### SUPPLIED INFORMATION

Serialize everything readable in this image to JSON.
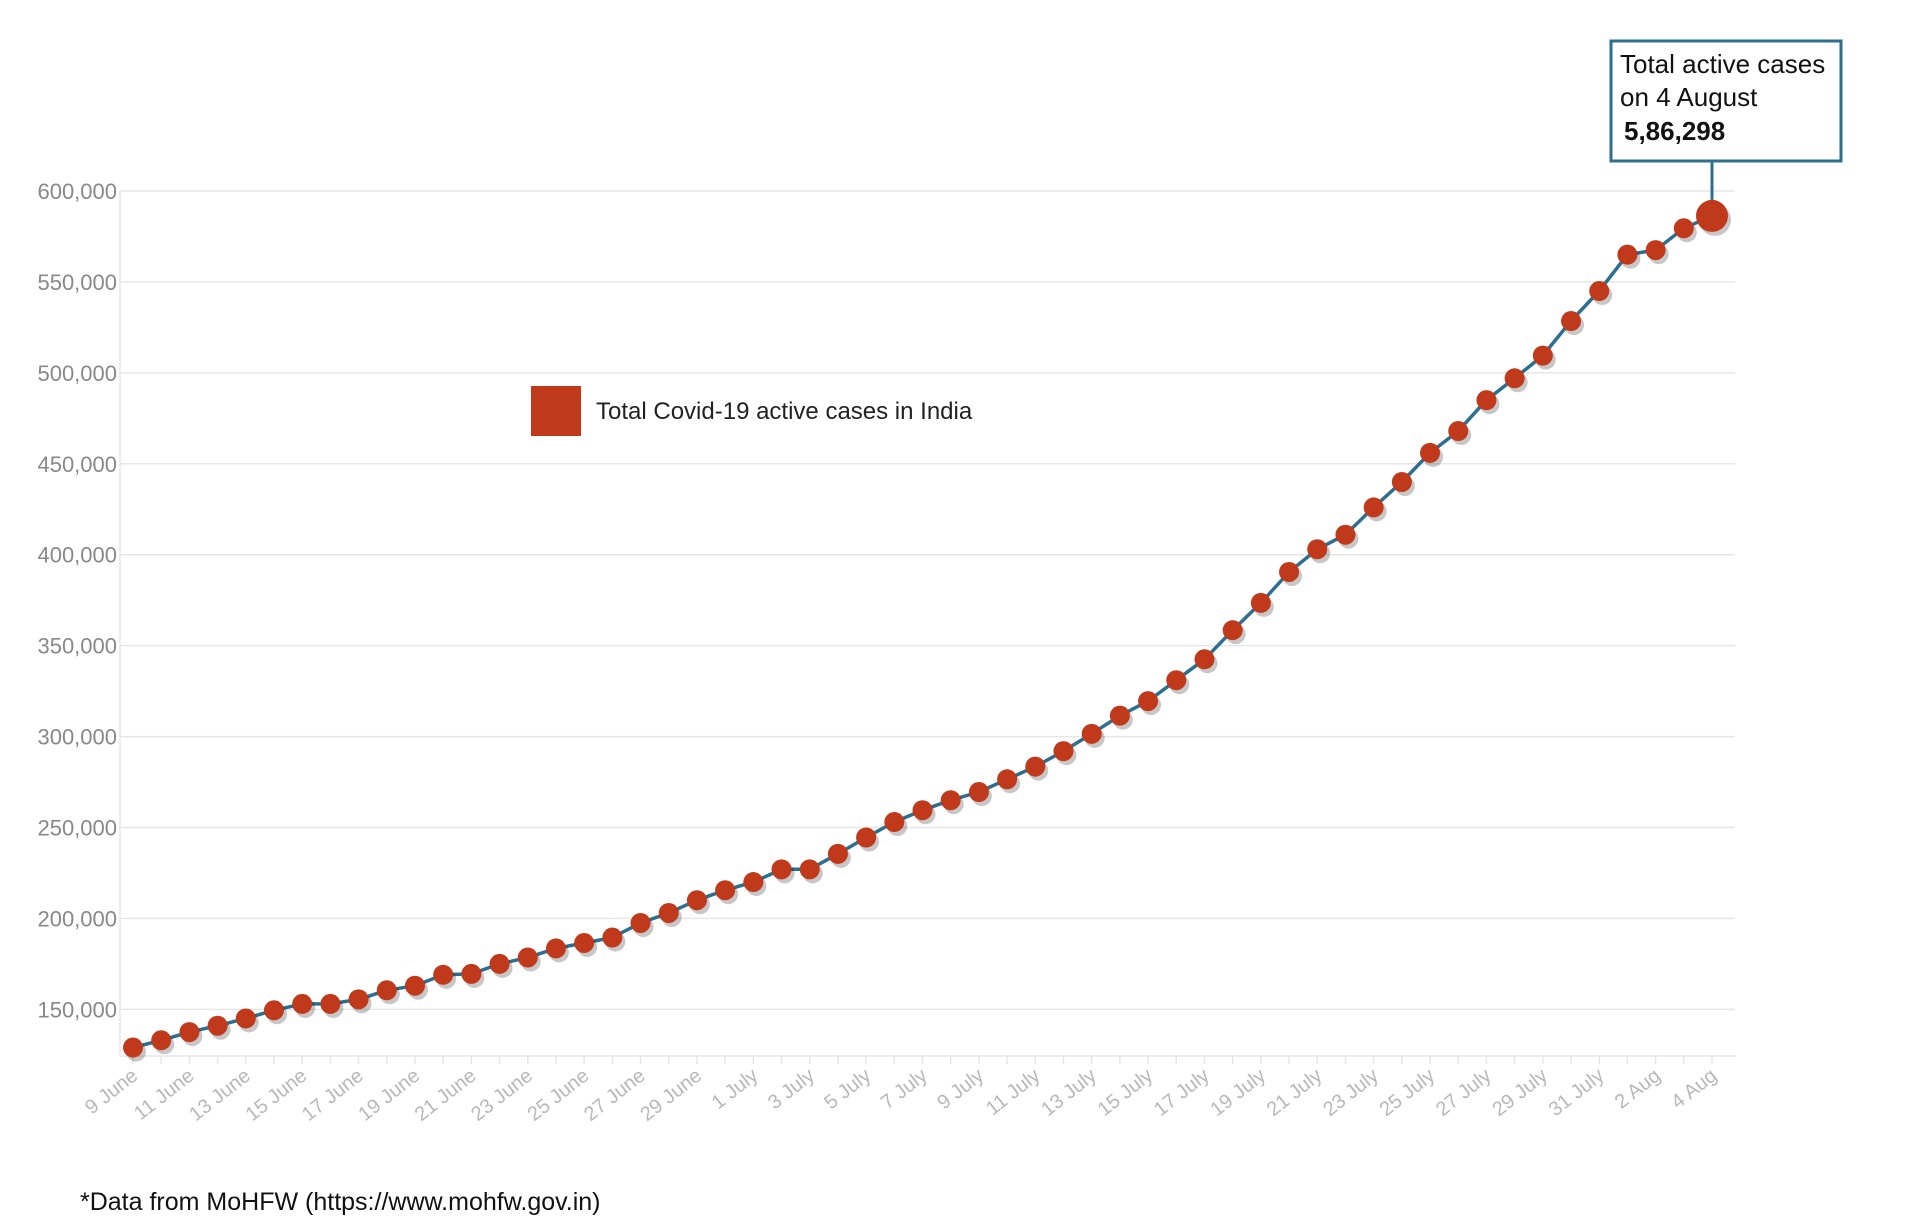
{
  "chart_data": {
    "type": "line",
    "legend": {
      "label": "Total Covid-19 active cases in India",
      "placement": "top-center"
    },
    "series": [
      {
        "name": "Total Covid-19 active cases in India",
        "color_marker": "#c0391b",
        "color_line": "#2e6e8e",
        "x": [
          "9 June",
          "10 June",
          "11 June",
          "12 June",
          "13 June",
          "14 June",
          "15 June",
          "16 June",
          "17 June",
          "18 June",
          "19 June",
          "20 June",
          "21 June",
          "22 June",
          "23 June",
          "24 June",
          "25 June",
          "26 June",
          "27 June",
          "28 June",
          "29 June",
          "30 June",
          "1 July",
          "2 July",
          "3 July",
          "4 July",
          "5 July",
          "6 July",
          "7 July",
          "8 July",
          "9 July",
          "10 July",
          "11 July",
          "12 July",
          "13 July",
          "14 July",
          "15 July",
          "16 July",
          "17 July",
          "18 July",
          "19 July",
          "20 July",
          "21 July",
          "22 July",
          "23 July",
          "24 July",
          "25 July",
          "26 July",
          "27 July",
          "28 July",
          "29 July",
          "30 July",
          "31 July",
          "1 Aug",
          "2 Aug",
          "3 Aug",
          "4 Aug"
        ],
        "values": [
          129000,
          133000,
          137500,
          141000,
          145000,
          149500,
          153000,
          153000,
          155500,
          160500,
          163000,
          169000,
          169500,
          175000,
          178500,
          183500,
          186500,
          189500,
          197500,
          203000,
          210000,
          215500,
          220000,
          227000,
          227000,
          235500,
          244500,
          253000,
          259500,
          265000,
          269500,
          276500,
          283500,
          292000,
          301500,
          311500,
          319500,
          331000,
          342500,
          358500,
          373500,
          390500,
          403000,
          411000,
          426000,
          440000,
          456000,
          468000,
          485000,
          497000,
          509500,
          528500,
          545000,
          565000,
          567500,
          579500,
          586298
        ]
      }
    ],
    "x_tick_labels": [
      "9 June",
      "11 June",
      "13 June",
      "15 June",
      "17 June",
      "19 June",
      "21 June",
      "23 June",
      "25 June",
      "27 June",
      "29 June",
      "1 July",
      "3 July",
      "5 July",
      "7 July",
      "9 July",
      "11 July",
      "13 July",
      "15 July",
      "17 July",
      "19 July",
      "21 July",
      "23 July",
      "25 July",
      "27 July",
      "29 July",
      "31 July",
      "2 Aug",
      "4 Aug"
    ],
    "y_tick_labels": [
      "150,000",
      "200,000",
      "250,000",
      "300,000",
      "350,000",
      "400,000",
      "450,000",
      "500,000",
      "550,000",
      "600,000"
    ],
    "y_ticks": [
      150000,
      200000,
      250000,
      300000,
      350000,
      400000,
      450000,
      500000,
      550000,
      600000
    ],
    "ylim": [
      126000,
      600000
    ],
    "grid": "horizontal",
    "xlabel": "",
    "ylabel": "",
    "annotation": {
      "line1": "Total active cases",
      "line2": "on 4 August",
      "value": "5,86,298",
      "points_to": "4 Aug"
    }
  },
  "source_note": "*Data from MoHFW (https://www.mohfw.gov.in)",
  "colors": {
    "marker": "#c0391b",
    "line": "#2e6e8e",
    "callout_border": "#2e6e8e",
    "grid": "#e6e6e6"
  }
}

### SET PROBLEM
All preceding records should be duplicated verbatim, images excepted.

### EXERCISE ANSWER
Serialize everything readable in this image to JSON.
{
  "chart_data": {
    "type": "line",
    "legend": {
      "label": "Total Covid-19 active cases in India",
      "placement": "top-center"
    },
    "series": [
      {
        "name": "Total Covid-19 active cases in India",
        "color_marker": "#c0391b",
        "color_line": "#2e6e8e",
        "x": [
          "9 June",
          "10 June",
          "11 June",
          "12 June",
          "13 June",
          "14 June",
          "15 June",
          "16 June",
          "17 June",
          "18 June",
          "19 June",
          "20 June",
          "21 June",
          "22 June",
          "23 June",
          "24 June",
          "25 June",
          "26 June",
          "27 June",
          "28 June",
          "29 June",
          "30 June",
          "1 July",
          "2 July",
          "3 July",
          "4 July",
          "5 July",
          "6 July",
          "7 July",
          "8 July",
          "9 July",
          "10 July",
          "11 July",
          "12 July",
          "13 July",
          "14 July",
          "15 July",
          "16 July",
          "17 July",
          "18 July",
          "19 July",
          "20 July",
          "21 July",
          "22 July",
          "23 July",
          "24 July",
          "25 July",
          "26 July",
          "27 July",
          "28 July",
          "29 July",
          "30 July",
          "31 July",
          "1 Aug",
          "2 Aug",
          "3 Aug",
          "4 Aug"
        ],
        "values": [
          129000,
          133000,
          137500,
          141000,
          145000,
          149500,
          153000,
          153000,
          155500,
          160500,
          163000,
          169000,
          169500,
          175000,
          178500,
          183500,
          186500,
          189500,
          197500,
          203000,
          210000,
          215500,
          220000,
          227000,
          227000,
          235500,
          244500,
          253000,
          259500,
          265000,
          269500,
          276500,
          283500,
          292000,
          301500,
          311500,
          319500,
          331000,
          342500,
          358500,
          373500,
          390500,
          403000,
          411000,
          426000,
          440000,
          456000,
          468000,
          485000,
          497000,
          509500,
          528500,
          545000,
          565000,
          567500,
          579500,
          586298
        ]
      }
    ],
    "x_tick_labels": [
      "9 June",
      "11 June",
      "13 June",
      "15 June",
      "17 June",
      "19 June",
      "21 June",
      "23 June",
      "25 June",
      "27 June",
      "29 June",
      "1 July",
      "3 July",
      "5 July",
      "7 July",
      "9 July",
      "11 July",
      "13 July",
      "15 July",
      "17 July",
      "19 July",
      "21 July",
      "23 July",
      "25 July",
      "27 July",
      "29 July",
      "31 July",
      "2 Aug",
      "4 Aug"
    ],
    "y_tick_labels": [
      "150,000",
      "200,000",
      "250,000",
      "300,000",
      "350,000",
      "400,000",
      "450,000",
      "500,000",
      "550,000",
      "600,000"
    ],
    "y_ticks": [
      150000,
      200000,
      250000,
      300000,
      350000,
      400000,
      450000,
      500000,
      550000,
      600000
    ],
    "ylim": [
      126000,
      600000
    ],
    "grid": "horizontal",
    "xlabel": "",
    "ylabel": "",
    "annotation": {
      "line1": "Total active cases",
      "line2": "on 4 August",
      "value": "5,86,298",
      "points_to": "4 Aug"
    }
  },
  "source_note": "*Data from MoHFW (https://www.mohfw.gov.in)",
  "colors": {
    "marker": "#c0391b",
    "line": "#2e6e8e",
    "callout_border": "#2e6e8e",
    "grid": "#e6e6e6"
  }
}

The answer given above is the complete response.